REQUIREMENT:
Filter out everything except lines holding "JSON".
#####
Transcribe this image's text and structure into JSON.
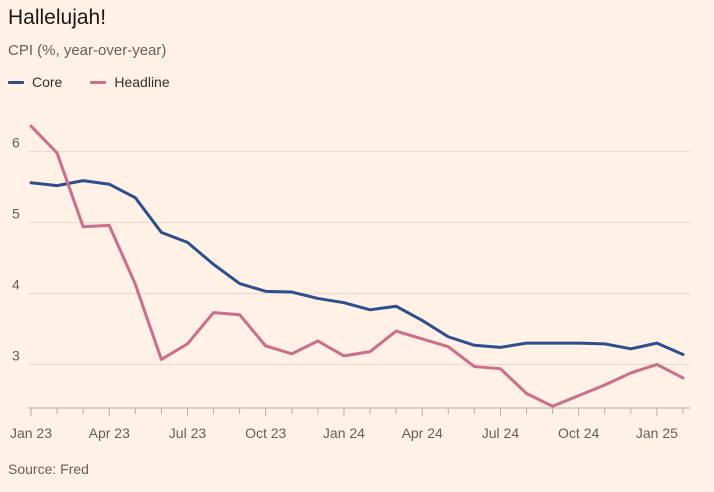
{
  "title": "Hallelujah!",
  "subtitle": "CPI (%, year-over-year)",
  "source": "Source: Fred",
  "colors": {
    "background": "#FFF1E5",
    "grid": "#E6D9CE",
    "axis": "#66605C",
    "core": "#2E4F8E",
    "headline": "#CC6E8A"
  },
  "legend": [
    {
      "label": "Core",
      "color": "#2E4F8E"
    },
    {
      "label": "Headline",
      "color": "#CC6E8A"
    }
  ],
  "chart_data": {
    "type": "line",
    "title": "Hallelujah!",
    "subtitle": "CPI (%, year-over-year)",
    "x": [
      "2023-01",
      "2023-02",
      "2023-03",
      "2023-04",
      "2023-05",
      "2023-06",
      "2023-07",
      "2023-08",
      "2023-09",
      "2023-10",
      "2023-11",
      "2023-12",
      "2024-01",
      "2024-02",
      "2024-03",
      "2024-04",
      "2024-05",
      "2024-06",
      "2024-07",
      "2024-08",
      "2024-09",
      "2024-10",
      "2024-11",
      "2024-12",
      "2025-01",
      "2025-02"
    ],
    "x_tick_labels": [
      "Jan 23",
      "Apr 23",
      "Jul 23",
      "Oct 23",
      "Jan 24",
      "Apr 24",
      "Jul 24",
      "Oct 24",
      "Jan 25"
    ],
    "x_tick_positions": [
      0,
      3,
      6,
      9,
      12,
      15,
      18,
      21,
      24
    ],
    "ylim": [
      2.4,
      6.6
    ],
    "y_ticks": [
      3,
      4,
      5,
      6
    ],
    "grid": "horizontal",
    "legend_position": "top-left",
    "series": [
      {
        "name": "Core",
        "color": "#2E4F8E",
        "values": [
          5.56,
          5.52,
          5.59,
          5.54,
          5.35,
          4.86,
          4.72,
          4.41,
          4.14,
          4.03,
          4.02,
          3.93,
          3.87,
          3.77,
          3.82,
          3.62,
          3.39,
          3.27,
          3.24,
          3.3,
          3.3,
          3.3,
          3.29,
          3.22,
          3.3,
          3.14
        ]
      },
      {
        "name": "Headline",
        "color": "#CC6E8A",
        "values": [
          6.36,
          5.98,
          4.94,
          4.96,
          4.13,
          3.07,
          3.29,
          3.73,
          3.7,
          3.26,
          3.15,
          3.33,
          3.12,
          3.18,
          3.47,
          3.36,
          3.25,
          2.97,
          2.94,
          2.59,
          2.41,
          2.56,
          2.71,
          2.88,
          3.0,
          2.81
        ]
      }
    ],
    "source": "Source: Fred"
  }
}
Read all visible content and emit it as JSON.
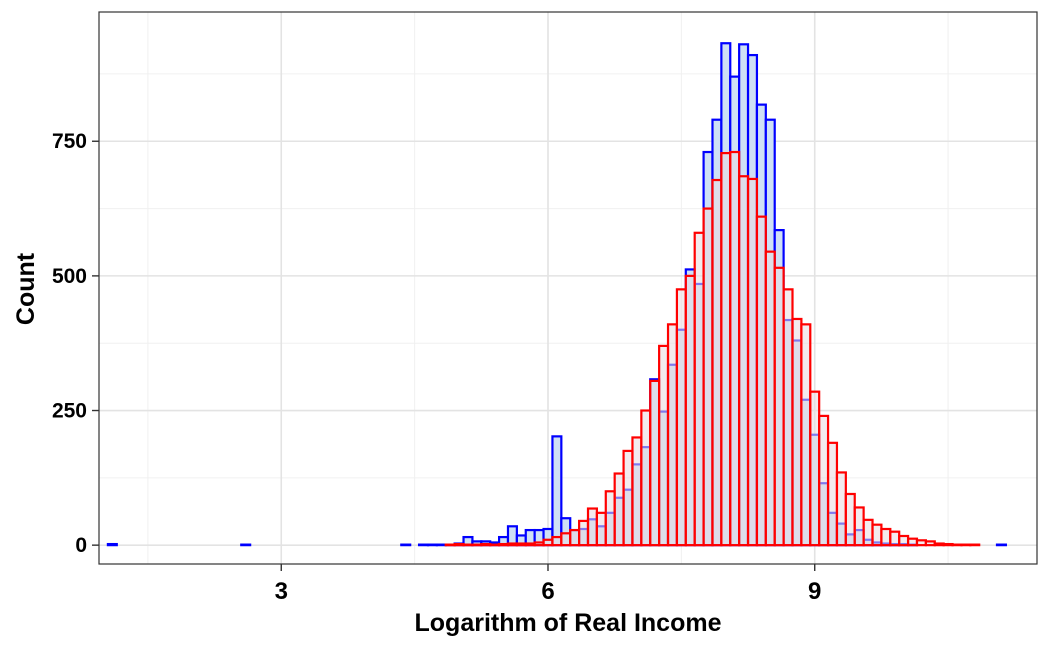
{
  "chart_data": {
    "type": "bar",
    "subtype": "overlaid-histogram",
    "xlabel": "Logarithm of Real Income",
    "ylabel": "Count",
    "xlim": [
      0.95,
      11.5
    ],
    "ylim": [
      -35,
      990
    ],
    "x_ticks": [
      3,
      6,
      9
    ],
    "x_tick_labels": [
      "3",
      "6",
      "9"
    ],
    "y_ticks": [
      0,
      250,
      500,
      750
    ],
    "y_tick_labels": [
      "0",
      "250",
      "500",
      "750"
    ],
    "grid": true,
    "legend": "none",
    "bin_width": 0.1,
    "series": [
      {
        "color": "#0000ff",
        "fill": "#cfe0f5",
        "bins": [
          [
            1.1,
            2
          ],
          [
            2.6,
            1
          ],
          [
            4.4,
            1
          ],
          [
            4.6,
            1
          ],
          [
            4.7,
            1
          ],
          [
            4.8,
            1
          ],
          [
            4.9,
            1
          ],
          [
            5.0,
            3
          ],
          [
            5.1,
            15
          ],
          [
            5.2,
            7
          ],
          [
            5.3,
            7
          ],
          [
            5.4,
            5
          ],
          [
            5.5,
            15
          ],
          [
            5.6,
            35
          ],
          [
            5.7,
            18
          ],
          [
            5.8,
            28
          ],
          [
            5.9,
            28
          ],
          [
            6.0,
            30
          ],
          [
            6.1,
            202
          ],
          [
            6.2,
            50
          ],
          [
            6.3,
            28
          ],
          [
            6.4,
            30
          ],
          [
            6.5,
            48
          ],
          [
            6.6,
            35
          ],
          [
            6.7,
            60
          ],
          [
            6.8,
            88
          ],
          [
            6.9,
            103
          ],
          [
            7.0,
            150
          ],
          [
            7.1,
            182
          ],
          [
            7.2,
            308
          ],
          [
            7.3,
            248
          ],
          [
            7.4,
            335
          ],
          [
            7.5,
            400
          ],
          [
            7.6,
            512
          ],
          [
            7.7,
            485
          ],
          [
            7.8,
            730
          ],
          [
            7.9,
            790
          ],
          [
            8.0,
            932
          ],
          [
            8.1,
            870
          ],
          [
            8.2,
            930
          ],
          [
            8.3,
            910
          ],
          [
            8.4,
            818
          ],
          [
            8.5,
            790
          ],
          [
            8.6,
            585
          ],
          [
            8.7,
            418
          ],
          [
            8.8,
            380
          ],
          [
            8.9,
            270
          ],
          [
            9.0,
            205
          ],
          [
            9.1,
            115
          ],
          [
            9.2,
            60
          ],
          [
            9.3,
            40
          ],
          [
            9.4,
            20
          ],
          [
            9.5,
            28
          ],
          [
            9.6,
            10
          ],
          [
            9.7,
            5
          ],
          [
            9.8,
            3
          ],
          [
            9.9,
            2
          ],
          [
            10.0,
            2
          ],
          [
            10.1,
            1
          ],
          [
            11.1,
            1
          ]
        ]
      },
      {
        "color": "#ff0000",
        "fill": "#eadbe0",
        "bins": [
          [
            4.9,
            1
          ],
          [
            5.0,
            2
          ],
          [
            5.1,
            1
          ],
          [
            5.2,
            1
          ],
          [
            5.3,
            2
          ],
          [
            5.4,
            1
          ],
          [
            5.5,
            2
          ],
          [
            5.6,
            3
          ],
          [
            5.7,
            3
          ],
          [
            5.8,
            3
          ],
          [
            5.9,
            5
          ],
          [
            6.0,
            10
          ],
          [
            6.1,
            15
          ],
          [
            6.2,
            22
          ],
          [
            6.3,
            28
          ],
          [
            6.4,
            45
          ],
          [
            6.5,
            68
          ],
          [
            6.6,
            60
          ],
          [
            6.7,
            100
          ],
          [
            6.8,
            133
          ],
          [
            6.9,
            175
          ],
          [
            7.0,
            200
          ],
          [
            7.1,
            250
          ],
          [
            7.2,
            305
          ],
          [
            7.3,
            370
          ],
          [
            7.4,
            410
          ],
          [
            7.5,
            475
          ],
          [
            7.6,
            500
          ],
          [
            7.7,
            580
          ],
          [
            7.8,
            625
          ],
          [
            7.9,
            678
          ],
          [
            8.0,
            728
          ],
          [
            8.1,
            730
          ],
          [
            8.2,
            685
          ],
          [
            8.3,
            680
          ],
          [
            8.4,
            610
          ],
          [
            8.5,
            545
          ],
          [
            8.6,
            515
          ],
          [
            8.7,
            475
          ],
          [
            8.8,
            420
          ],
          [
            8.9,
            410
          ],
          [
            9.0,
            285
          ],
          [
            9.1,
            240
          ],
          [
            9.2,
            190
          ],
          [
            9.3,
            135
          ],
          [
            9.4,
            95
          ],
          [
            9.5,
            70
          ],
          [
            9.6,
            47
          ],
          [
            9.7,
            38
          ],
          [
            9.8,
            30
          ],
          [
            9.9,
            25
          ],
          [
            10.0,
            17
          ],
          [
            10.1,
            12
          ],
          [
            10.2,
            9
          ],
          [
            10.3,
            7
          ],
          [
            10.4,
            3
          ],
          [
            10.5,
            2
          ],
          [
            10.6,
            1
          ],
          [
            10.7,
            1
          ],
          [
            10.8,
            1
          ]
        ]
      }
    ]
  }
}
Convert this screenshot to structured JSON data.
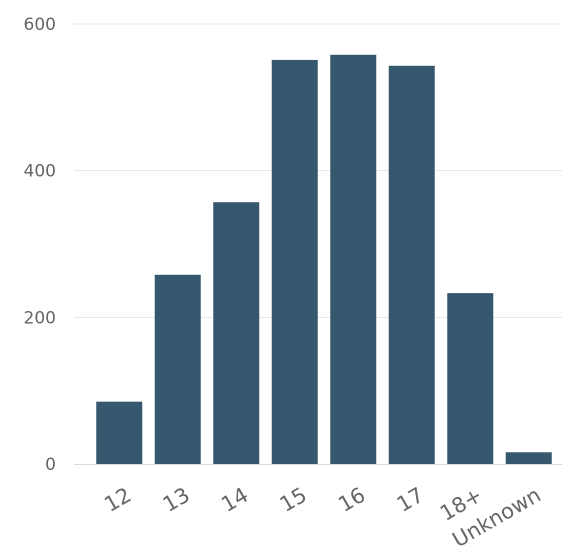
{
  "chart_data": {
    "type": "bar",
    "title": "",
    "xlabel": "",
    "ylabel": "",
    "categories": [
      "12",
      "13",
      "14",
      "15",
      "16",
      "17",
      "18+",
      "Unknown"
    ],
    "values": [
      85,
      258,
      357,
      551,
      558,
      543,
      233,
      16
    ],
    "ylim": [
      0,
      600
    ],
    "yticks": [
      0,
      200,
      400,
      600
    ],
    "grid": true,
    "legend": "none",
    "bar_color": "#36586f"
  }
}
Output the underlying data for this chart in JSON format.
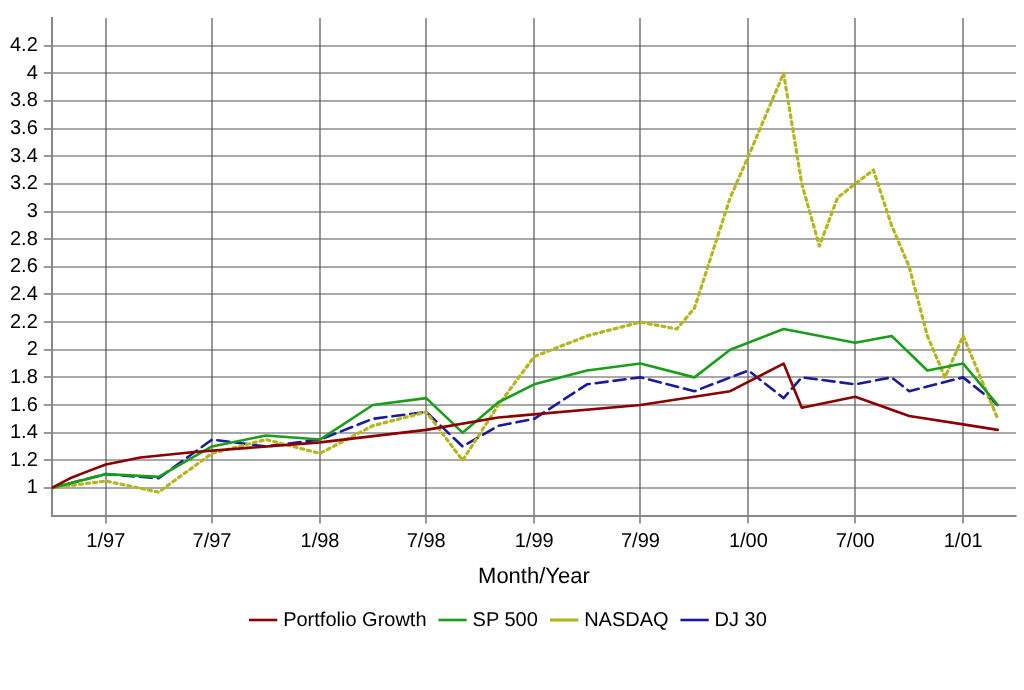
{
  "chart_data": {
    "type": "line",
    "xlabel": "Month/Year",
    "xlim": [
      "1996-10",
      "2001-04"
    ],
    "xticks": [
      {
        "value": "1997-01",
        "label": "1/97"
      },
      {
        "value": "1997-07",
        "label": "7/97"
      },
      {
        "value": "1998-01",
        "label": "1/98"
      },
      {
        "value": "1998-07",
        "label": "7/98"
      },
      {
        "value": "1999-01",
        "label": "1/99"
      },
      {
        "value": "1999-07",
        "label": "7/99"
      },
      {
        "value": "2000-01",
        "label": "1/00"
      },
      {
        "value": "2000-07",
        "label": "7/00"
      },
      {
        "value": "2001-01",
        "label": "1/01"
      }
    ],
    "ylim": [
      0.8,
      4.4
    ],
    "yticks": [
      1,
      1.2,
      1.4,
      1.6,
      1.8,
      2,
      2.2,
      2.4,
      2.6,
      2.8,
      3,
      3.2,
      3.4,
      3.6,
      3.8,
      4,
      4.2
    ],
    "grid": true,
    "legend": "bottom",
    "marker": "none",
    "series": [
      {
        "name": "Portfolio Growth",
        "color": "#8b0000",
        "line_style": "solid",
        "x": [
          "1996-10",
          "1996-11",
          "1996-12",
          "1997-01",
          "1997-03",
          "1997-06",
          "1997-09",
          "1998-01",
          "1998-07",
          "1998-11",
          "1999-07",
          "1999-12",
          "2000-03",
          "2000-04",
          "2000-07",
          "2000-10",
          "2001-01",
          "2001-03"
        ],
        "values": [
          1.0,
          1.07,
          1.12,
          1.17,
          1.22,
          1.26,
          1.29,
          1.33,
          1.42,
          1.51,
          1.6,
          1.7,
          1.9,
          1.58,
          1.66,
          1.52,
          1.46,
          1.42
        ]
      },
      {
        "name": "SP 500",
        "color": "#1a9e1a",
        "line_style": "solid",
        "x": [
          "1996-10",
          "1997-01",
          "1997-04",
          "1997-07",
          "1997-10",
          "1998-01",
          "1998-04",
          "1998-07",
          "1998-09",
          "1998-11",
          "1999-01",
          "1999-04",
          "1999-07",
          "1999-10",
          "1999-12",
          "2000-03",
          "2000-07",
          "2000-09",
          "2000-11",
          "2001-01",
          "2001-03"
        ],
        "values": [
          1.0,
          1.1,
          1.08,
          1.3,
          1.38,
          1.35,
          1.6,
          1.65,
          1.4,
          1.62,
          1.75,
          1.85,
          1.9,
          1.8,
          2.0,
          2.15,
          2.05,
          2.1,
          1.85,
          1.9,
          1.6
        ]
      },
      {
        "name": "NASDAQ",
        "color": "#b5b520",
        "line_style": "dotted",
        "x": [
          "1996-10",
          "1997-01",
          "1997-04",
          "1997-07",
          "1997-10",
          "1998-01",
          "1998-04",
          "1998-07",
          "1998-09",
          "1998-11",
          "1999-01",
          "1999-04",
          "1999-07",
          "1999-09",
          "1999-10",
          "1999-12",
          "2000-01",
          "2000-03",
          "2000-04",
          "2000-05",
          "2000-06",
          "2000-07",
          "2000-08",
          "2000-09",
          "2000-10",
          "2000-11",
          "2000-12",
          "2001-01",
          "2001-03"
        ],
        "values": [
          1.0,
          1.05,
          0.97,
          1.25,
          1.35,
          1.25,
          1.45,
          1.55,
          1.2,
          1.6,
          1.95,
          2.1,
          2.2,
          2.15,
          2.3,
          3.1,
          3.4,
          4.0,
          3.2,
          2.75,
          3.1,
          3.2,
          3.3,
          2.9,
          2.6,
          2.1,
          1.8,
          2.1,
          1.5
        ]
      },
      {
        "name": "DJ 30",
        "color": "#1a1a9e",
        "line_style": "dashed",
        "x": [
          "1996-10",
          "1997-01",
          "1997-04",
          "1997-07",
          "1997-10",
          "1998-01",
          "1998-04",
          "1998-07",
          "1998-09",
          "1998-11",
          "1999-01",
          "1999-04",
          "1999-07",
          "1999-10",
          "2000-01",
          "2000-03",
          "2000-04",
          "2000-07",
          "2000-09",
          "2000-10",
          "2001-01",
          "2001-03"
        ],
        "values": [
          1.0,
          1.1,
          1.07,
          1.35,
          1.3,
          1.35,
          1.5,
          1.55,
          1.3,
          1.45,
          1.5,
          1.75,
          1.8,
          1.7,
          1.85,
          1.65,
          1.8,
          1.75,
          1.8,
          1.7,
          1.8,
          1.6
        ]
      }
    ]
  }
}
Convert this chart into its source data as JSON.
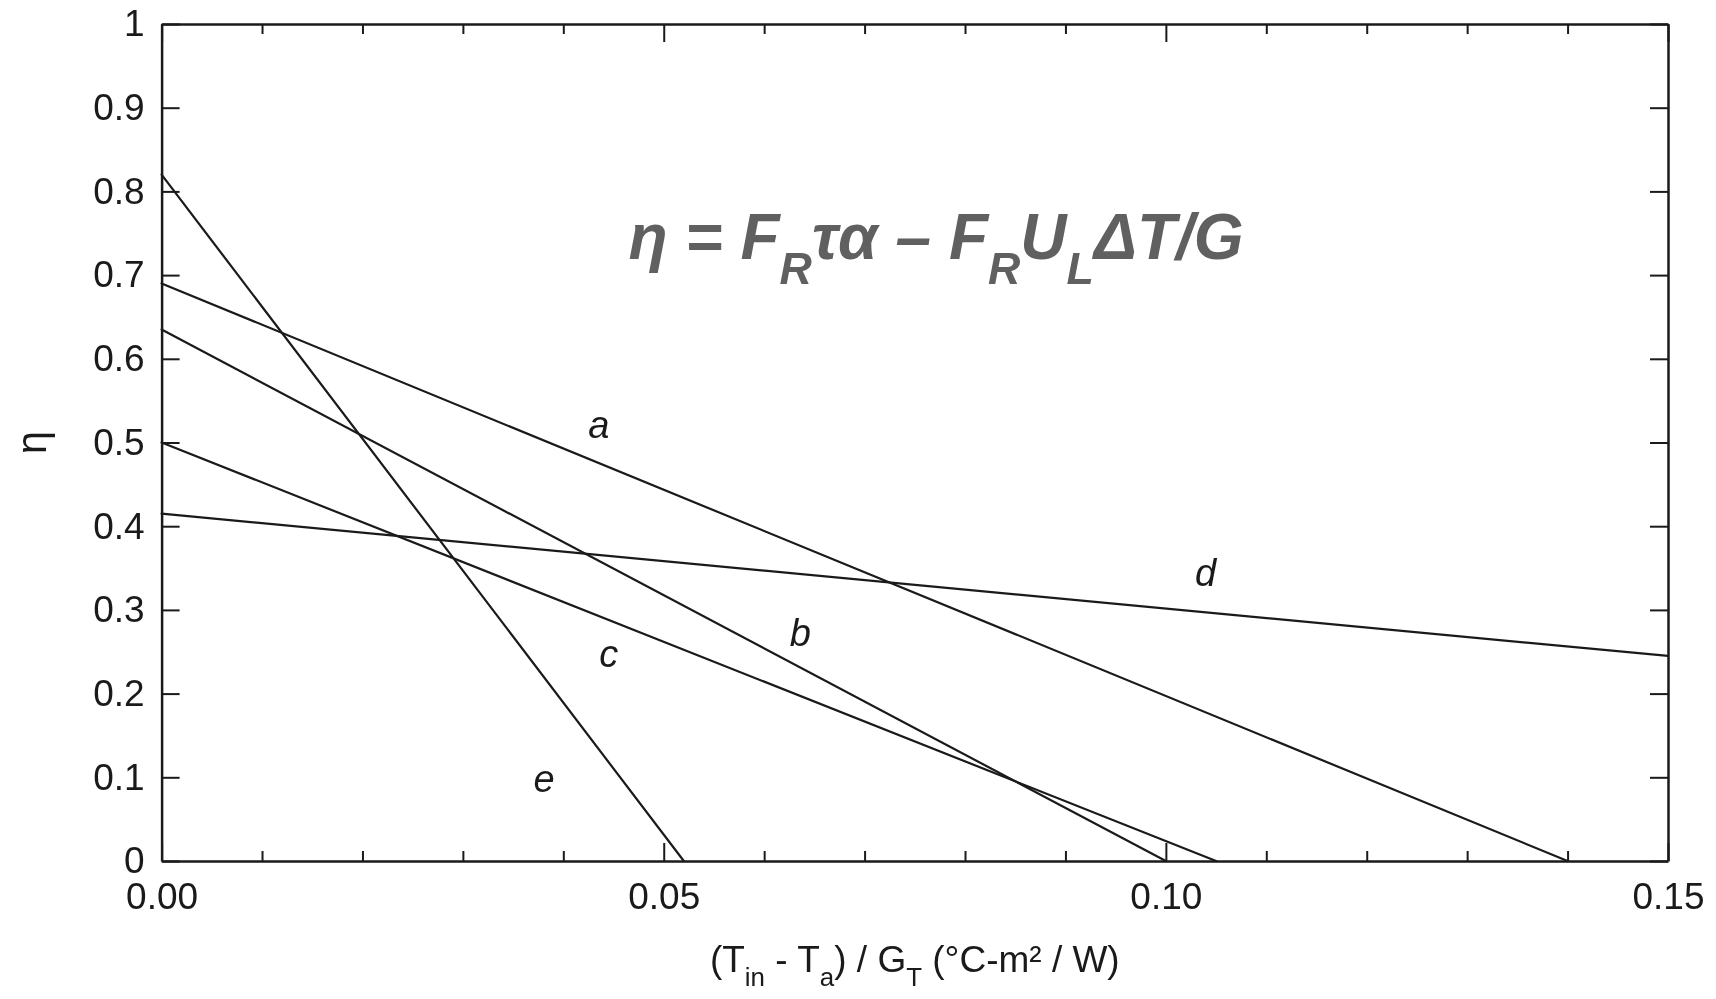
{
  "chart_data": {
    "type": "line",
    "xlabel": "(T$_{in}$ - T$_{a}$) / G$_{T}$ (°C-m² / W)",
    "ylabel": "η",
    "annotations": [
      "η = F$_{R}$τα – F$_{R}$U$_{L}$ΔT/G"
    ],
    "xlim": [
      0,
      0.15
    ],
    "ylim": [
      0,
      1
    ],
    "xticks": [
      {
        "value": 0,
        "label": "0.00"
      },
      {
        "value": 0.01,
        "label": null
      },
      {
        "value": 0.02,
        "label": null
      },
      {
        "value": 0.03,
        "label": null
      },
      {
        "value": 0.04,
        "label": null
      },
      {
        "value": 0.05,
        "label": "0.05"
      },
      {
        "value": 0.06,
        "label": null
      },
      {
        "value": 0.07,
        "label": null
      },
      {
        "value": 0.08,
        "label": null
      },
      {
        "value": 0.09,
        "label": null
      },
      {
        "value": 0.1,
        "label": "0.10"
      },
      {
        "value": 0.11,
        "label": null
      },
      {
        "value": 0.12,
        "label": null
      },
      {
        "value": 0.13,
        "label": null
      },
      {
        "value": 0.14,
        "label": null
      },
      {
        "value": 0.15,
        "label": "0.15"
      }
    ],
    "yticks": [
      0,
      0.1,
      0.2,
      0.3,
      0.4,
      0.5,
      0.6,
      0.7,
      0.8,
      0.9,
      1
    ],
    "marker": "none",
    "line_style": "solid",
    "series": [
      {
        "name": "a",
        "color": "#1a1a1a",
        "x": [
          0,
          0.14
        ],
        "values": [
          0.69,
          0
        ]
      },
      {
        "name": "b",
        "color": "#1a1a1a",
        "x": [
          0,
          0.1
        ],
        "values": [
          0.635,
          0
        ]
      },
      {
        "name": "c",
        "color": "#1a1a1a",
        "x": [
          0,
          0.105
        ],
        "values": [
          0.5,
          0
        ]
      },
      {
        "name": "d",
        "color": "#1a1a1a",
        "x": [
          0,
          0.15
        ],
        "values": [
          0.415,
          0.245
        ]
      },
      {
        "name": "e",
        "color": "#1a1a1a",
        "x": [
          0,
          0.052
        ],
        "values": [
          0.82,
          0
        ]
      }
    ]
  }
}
#####
FULL SOLUTION:
Transcribe this image's text and structure into JSON.
Read all visible content and emit it as JSON.
Convert this screenshot to structured JSON data.
Output the underlying data for this chart in JSON format.
Convert this chart into its source data as JSON.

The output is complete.